Directions: Among the lines below, how many carry the string "ασφαλείας"? Reply with a number and nothing else.

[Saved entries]
+ + + +
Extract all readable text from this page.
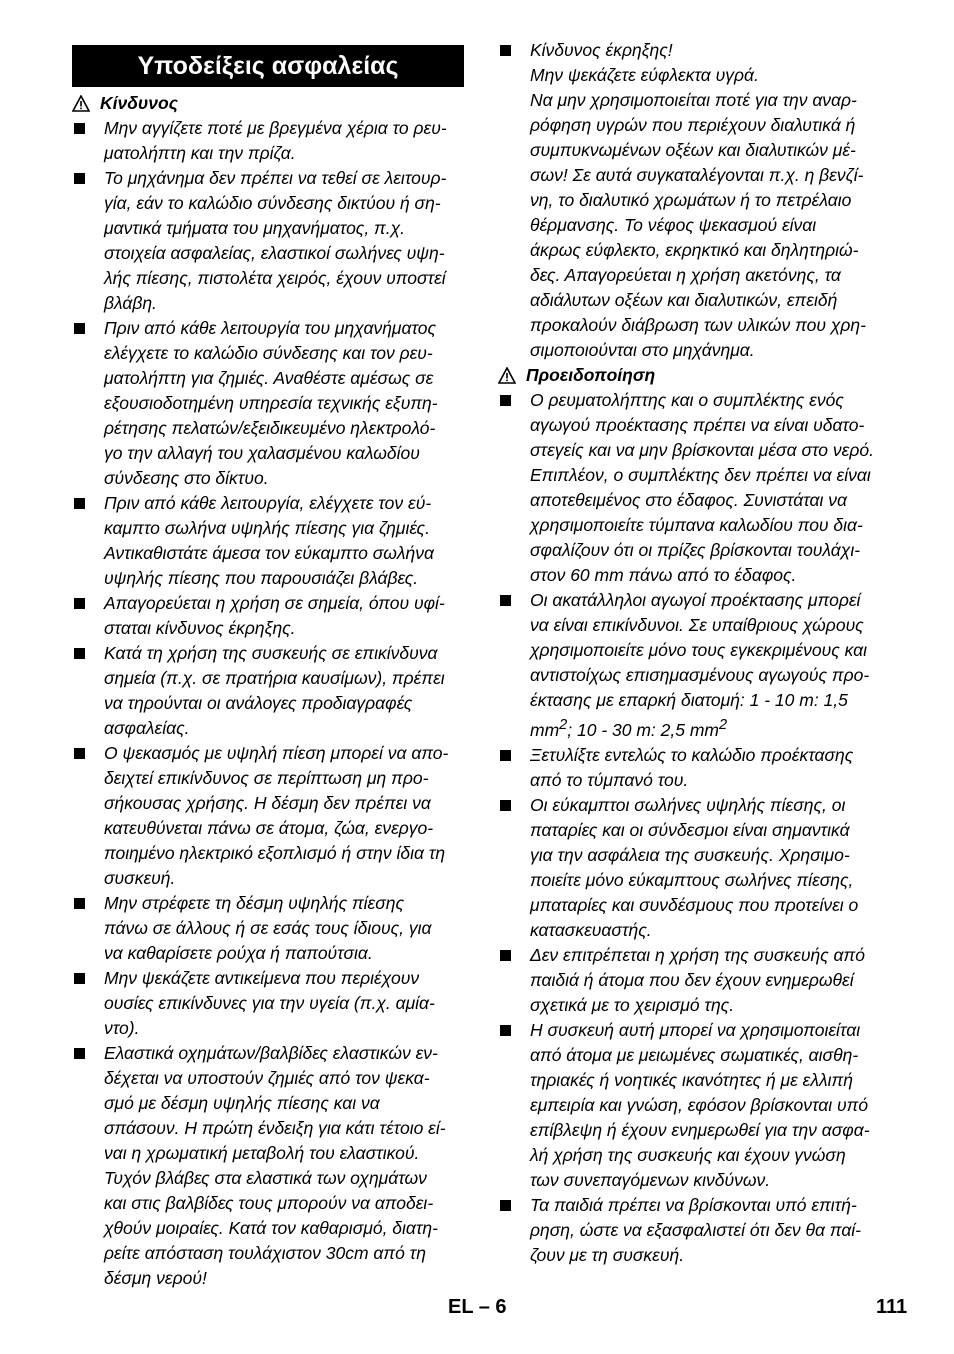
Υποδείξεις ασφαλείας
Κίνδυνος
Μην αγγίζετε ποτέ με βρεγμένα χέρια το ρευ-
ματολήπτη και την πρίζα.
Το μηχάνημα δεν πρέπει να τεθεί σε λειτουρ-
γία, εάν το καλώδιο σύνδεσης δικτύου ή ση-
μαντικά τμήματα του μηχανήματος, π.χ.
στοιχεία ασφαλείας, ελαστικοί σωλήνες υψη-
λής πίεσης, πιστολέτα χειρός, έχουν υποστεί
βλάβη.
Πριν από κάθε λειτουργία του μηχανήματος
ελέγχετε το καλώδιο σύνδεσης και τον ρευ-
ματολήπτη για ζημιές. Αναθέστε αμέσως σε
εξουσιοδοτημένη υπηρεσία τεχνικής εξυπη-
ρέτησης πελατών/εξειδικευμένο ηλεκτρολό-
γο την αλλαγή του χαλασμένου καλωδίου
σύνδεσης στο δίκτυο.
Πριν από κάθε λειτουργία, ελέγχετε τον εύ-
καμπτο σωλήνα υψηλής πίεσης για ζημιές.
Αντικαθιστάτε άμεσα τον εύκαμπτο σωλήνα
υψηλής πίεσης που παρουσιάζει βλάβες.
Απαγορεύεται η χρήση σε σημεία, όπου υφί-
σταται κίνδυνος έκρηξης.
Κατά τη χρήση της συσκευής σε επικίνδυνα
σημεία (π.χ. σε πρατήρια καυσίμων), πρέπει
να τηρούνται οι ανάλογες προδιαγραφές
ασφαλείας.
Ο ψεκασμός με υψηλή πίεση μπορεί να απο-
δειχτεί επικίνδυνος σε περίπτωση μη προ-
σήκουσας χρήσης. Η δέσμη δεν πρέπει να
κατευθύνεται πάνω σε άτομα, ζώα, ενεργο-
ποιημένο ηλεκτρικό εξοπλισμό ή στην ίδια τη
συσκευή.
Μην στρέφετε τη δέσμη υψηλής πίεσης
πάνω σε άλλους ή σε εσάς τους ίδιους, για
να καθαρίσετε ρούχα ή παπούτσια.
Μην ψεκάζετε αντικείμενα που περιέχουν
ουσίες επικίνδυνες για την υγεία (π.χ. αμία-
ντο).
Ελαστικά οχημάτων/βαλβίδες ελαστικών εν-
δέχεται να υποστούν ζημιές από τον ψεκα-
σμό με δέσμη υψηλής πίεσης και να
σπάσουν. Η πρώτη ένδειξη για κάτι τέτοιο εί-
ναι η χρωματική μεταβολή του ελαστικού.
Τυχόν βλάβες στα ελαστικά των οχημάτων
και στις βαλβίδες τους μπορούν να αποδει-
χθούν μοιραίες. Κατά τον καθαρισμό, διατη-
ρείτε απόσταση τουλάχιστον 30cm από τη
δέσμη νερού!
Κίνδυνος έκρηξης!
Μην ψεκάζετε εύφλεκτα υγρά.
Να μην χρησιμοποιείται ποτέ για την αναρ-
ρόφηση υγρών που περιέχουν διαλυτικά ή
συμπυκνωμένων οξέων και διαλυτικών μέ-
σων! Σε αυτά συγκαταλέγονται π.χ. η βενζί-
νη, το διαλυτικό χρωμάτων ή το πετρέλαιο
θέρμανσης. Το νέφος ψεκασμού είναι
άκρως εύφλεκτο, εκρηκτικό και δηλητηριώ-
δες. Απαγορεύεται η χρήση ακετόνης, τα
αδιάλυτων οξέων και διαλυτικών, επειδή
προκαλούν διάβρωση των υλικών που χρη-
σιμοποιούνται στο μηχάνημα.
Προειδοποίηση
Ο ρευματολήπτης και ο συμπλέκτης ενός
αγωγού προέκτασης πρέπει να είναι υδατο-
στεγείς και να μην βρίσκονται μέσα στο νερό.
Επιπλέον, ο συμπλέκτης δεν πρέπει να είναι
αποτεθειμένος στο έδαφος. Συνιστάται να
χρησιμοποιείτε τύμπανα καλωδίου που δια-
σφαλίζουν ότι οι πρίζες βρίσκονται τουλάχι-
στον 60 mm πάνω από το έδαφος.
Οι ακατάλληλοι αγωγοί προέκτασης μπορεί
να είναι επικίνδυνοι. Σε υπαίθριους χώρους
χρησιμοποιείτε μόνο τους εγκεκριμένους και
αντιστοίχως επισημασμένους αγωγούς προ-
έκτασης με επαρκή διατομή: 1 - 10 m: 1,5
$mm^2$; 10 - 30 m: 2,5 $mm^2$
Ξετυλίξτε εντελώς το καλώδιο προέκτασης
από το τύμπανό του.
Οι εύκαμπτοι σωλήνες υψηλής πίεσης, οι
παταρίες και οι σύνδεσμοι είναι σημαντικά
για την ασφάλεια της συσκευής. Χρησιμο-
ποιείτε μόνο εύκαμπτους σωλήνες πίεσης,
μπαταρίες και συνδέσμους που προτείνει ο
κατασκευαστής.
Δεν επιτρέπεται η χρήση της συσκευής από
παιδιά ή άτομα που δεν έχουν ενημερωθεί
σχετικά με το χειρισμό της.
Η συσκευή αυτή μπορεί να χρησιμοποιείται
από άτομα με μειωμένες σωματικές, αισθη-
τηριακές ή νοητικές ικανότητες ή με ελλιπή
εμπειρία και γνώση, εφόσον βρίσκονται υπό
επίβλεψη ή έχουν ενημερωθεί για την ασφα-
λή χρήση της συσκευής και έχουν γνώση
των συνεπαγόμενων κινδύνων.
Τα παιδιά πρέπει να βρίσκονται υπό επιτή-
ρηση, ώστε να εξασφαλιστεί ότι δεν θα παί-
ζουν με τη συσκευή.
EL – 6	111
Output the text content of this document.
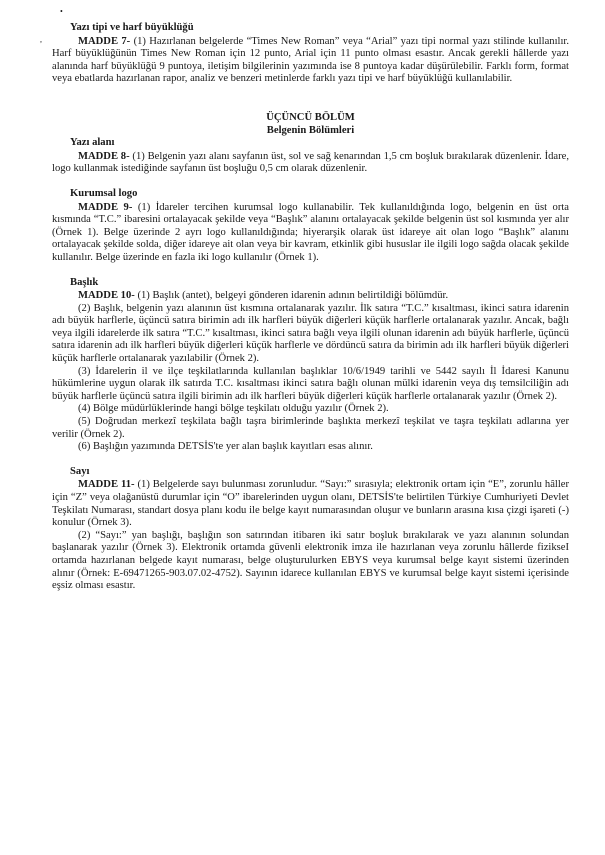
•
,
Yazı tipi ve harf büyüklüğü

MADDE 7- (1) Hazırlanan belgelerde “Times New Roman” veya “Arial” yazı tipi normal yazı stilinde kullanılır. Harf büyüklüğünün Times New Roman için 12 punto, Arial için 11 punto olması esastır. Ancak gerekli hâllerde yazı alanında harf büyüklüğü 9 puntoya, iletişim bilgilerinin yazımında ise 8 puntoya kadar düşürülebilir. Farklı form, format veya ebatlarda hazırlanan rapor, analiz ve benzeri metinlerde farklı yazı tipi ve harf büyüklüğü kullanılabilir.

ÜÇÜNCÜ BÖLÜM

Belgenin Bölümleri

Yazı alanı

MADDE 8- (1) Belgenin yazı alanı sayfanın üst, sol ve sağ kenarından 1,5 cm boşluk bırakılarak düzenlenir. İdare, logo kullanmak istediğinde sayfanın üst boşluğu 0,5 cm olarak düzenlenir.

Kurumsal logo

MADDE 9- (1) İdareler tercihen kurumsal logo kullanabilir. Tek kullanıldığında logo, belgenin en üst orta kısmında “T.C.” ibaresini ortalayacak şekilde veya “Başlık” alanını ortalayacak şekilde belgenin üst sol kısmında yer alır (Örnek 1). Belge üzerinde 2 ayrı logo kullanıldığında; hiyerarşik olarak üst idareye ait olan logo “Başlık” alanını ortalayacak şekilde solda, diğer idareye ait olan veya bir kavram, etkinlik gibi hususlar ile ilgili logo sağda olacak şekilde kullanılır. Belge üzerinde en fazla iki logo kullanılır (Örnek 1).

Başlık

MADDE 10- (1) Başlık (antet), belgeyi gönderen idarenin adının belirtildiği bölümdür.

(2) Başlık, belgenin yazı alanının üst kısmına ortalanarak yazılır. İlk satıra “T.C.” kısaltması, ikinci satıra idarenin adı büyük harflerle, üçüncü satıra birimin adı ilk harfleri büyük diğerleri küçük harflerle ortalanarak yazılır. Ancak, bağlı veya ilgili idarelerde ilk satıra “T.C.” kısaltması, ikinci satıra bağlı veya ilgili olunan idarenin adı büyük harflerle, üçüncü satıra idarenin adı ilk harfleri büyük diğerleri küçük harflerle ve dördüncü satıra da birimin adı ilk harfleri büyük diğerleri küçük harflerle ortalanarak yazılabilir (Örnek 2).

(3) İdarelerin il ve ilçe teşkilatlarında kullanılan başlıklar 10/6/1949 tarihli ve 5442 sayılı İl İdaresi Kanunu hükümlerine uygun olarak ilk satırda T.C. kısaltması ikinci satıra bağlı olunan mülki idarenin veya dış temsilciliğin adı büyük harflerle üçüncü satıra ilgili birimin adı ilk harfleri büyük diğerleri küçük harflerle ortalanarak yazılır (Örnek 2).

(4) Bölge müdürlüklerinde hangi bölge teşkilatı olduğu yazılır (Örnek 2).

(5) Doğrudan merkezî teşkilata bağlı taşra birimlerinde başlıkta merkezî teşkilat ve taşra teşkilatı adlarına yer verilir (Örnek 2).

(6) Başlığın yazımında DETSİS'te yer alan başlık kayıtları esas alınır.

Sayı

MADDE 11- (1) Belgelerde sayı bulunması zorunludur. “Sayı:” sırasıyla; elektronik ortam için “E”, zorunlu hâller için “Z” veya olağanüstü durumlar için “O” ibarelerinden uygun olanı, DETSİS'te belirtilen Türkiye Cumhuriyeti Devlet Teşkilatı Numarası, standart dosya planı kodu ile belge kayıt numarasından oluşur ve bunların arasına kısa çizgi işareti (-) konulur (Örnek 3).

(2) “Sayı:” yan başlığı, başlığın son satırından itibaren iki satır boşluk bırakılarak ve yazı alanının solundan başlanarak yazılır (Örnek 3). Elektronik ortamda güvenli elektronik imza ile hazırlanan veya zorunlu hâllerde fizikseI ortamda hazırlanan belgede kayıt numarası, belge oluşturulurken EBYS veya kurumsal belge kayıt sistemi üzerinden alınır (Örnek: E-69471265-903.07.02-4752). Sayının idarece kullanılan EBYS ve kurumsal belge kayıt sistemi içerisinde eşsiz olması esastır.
+ + + +
Response to the task: 3